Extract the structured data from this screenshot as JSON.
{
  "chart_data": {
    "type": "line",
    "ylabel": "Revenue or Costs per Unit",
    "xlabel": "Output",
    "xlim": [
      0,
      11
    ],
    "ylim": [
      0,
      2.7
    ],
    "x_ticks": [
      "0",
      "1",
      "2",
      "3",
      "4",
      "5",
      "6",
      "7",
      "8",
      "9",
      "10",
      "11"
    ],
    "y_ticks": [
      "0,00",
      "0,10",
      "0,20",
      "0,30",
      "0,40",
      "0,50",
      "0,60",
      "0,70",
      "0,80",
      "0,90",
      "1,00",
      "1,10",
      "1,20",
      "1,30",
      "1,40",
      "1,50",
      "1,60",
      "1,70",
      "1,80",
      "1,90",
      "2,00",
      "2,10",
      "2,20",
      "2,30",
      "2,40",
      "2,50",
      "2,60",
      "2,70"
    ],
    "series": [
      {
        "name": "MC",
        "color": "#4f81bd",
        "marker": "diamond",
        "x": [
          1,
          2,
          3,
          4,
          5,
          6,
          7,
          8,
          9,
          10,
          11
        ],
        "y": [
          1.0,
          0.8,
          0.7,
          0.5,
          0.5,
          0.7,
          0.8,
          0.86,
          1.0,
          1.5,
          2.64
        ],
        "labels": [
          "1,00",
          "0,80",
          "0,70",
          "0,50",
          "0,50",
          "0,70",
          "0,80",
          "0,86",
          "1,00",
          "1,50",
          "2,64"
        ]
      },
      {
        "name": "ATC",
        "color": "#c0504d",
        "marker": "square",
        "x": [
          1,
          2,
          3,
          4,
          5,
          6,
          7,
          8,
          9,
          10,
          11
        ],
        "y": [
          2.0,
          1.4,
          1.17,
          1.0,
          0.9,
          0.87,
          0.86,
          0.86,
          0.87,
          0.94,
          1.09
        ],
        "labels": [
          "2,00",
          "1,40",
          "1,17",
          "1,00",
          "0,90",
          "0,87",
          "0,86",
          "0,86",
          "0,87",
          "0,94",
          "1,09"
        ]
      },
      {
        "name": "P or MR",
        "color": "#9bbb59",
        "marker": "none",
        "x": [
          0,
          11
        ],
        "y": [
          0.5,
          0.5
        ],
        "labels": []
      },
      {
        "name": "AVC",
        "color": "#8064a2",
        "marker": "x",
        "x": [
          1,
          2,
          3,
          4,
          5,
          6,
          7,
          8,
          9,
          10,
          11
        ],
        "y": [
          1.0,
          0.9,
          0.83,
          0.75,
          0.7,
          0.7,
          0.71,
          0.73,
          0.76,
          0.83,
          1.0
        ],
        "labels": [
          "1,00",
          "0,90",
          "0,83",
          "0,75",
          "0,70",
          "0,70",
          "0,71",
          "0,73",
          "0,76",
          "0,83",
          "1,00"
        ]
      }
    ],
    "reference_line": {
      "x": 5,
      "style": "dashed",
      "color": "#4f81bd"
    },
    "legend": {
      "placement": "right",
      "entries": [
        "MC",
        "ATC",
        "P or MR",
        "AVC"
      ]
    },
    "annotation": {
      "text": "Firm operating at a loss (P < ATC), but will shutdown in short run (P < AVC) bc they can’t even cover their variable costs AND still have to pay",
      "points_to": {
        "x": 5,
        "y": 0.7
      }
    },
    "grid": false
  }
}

= = = = =

SHORT PROBLEM:
Go through the data and return every record exactly.

EXPECTED ANSWER:
Extract the structured data from this screenshot as JSON.
{
  "chart_data": {
    "type": "line",
    "ylabel": "Revenue or Costs per Unit",
    "xlabel": "Output",
    "xlim": [
      0,
      11
    ],
    "ylim": [
      0,
      2.7
    ],
    "x_ticks": [
      "0",
      "1",
      "2",
      "3",
      "4",
      "5",
      "6",
      "7",
      "8",
      "9",
      "10",
      "11"
    ],
    "y_ticks": [
      "0,00",
      "0,10",
      "0,20",
      "0,30",
      "0,40",
      "0,50",
      "0,60",
      "0,70",
      "0,80",
      "0,90",
      "1,00",
      "1,10",
      "1,20",
      "1,30",
      "1,40",
      "1,50",
      "1,60",
      "1,70",
      "1,80",
      "1,90",
      "2,00",
      "2,10",
      "2,20",
      "2,30",
      "2,40",
      "2,50",
      "2,60",
      "2,70"
    ],
    "series": [
      {
        "name": "MC",
        "color": "#4f81bd",
        "marker": "diamond",
        "x": [
          1,
          2,
          3,
          4,
          5,
          6,
          7,
          8,
          9,
          10,
          11
        ],
        "y": [
          1.0,
          0.8,
          0.7,
          0.5,
          0.5,
          0.7,
          0.8,
          0.86,
          1.0,
          1.5,
          2.64
        ],
        "labels": [
          "1,00",
          "0,80",
          "0,70",
          "0,50",
          "0,50",
          "0,70",
          "0,80",
          "0,86",
          "1,00",
          "1,50",
          "2,64"
        ]
      },
      {
        "name": "ATC",
        "color": "#c0504d",
        "marker": "square",
        "x": [
          1,
          2,
          3,
          4,
          5,
          6,
          7,
          8,
          9,
          10,
          11
        ],
        "y": [
          2.0,
          1.4,
          1.17,
          1.0,
          0.9,
          0.87,
          0.86,
          0.86,
          0.87,
          0.94,
          1.09
        ],
        "labels": [
          "2,00",
          "1,40",
          "1,17",
          "1,00",
          "0,90",
          "0,87",
          "0,86",
          "0,86",
          "0,87",
          "0,94",
          "1,09"
        ]
      },
      {
        "name": "P or MR",
        "color": "#9bbb59",
        "marker": "none",
        "x": [
          0,
          11
        ],
        "y": [
          0.5,
          0.5
        ],
        "labels": []
      },
      {
        "name": "AVC",
        "color": "#8064a2",
        "marker": "x",
        "x": [
          1,
          2,
          3,
          4,
          5,
          6,
          7,
          8,
          9,
          10,
          11
        ],
        "y": [
          1.0,
          0.9,
          0.83,
          0.75,
          0.7,
          0.7,
          0.71,
          0.73,
          0.76,
          0.83,
          1.0
        ],
        "labels": [
          "1,00",
          "0,90",
          "0,83",
          "0,75",
          "0,70",
          "0,70",
          "0,71",
          "0,73",
          "0,76",
          "0,83",
          "1,00"
        ]
      }
    ],
    "reference_line": {
      "x": 5,
      "style": "dashed",
      "color": "#4f81bd"
    },
    "legend": {
      "placement": "right",
      "entries": [
        "MC",
        "ATC",
        "P or MR",
        "AVC"
      ]
    },
    "annotation": {
      "text": "Firm operating at a loss (P < ATC), but will shutdown in short run (P < AVC) bc they can’t even cover their variable costs AND still have to pay",
      "points_to": {
        "x": 5,
        "y": 0.7
      }
    },
    "grid": false
  }
}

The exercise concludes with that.